Collected data:
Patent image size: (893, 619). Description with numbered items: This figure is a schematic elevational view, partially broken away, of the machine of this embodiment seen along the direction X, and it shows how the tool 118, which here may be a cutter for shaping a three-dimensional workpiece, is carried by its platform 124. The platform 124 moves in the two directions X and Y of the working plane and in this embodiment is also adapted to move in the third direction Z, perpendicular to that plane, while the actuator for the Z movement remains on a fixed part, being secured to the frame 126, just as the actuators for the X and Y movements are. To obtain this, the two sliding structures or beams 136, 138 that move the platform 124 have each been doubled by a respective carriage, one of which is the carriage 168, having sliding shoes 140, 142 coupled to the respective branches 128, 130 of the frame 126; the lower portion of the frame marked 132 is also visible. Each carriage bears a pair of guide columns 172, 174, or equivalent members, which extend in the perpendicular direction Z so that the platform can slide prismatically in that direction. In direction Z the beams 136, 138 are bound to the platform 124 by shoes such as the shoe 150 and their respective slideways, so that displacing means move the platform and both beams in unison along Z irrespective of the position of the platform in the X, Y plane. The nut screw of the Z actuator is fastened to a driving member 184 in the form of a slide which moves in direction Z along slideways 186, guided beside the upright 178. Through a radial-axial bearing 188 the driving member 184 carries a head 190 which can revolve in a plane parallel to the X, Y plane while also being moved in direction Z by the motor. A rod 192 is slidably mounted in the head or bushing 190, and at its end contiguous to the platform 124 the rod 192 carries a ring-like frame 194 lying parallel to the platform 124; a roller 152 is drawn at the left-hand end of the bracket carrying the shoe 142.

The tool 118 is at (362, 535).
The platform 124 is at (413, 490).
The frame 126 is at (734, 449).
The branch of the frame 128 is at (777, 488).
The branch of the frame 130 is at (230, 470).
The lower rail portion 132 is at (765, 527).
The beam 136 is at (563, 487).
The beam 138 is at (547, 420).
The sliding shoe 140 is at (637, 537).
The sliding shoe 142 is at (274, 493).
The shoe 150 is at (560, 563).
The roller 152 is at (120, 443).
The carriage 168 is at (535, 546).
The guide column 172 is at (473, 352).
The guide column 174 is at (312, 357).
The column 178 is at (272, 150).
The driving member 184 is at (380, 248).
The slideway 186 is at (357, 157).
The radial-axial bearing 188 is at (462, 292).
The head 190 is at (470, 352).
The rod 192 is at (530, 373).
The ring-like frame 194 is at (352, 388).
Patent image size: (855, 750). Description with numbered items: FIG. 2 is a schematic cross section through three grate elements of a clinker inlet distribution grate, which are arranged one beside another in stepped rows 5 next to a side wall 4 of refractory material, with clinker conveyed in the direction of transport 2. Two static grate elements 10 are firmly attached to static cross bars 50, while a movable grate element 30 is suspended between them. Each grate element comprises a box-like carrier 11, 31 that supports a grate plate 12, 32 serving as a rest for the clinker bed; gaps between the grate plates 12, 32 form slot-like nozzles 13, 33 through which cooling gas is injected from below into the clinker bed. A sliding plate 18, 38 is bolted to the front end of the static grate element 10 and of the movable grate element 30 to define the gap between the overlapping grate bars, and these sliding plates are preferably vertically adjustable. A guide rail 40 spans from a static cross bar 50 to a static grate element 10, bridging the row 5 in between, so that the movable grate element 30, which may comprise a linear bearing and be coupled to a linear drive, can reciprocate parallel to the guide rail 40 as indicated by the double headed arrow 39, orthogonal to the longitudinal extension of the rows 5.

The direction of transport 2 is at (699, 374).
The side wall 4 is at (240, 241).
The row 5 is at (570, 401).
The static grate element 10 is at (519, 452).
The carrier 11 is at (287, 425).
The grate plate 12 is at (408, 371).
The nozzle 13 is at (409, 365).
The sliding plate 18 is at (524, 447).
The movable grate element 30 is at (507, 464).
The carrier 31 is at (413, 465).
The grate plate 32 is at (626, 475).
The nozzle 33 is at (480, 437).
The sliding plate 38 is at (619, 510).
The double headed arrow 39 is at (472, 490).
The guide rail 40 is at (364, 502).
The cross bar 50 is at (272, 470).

§ **What needs to be done**: Find every line in the entries above that contains the string "movable" with matching case, and copy each such line.

§ **The response**:
Patent image size: (855, 750). Description with numbered items: FIG. 2 is a schematic cross section through three grate elements of a clinker inlet distribution grate, which are arranged one beside another in stepped rows 5 next to a side wall 4 of refractory material, with clinker conveyed in the direction of transport 2. Two static grate elements 10 are firmly attached to static cross bars 50, while a movable grate element 30 is suspended between them. Each grate element comprises a box-like carrier 11, 31 that supports a grate plate 12, 32 serving as a rest for the clinker bed; gaps between the grate plates 12, 32 form slot-like nozzles 13, 33 through which cooling gas is injected from below into the clinker bed. A sliding plate 18, 38 is bolted to the front end of the static grate element 10 and of the movable grate element 30 to define the gap between the overlapping grate bars, and these sliding plates are preferably vertically adjustable. A guide rail 40 spans from a static cross bar 50 to a static grate element 10, bridging the row 5 in between, so that the movable grate element 30, which may comprise a linear bearing and be coupled to a linear drive, can reciprocate parallel to the guide rail 40 as indicated by the double headed arrow 39, orthogonal to the longitudinal extension of the rows 5.
The movable grate element 30 is at (507, 464).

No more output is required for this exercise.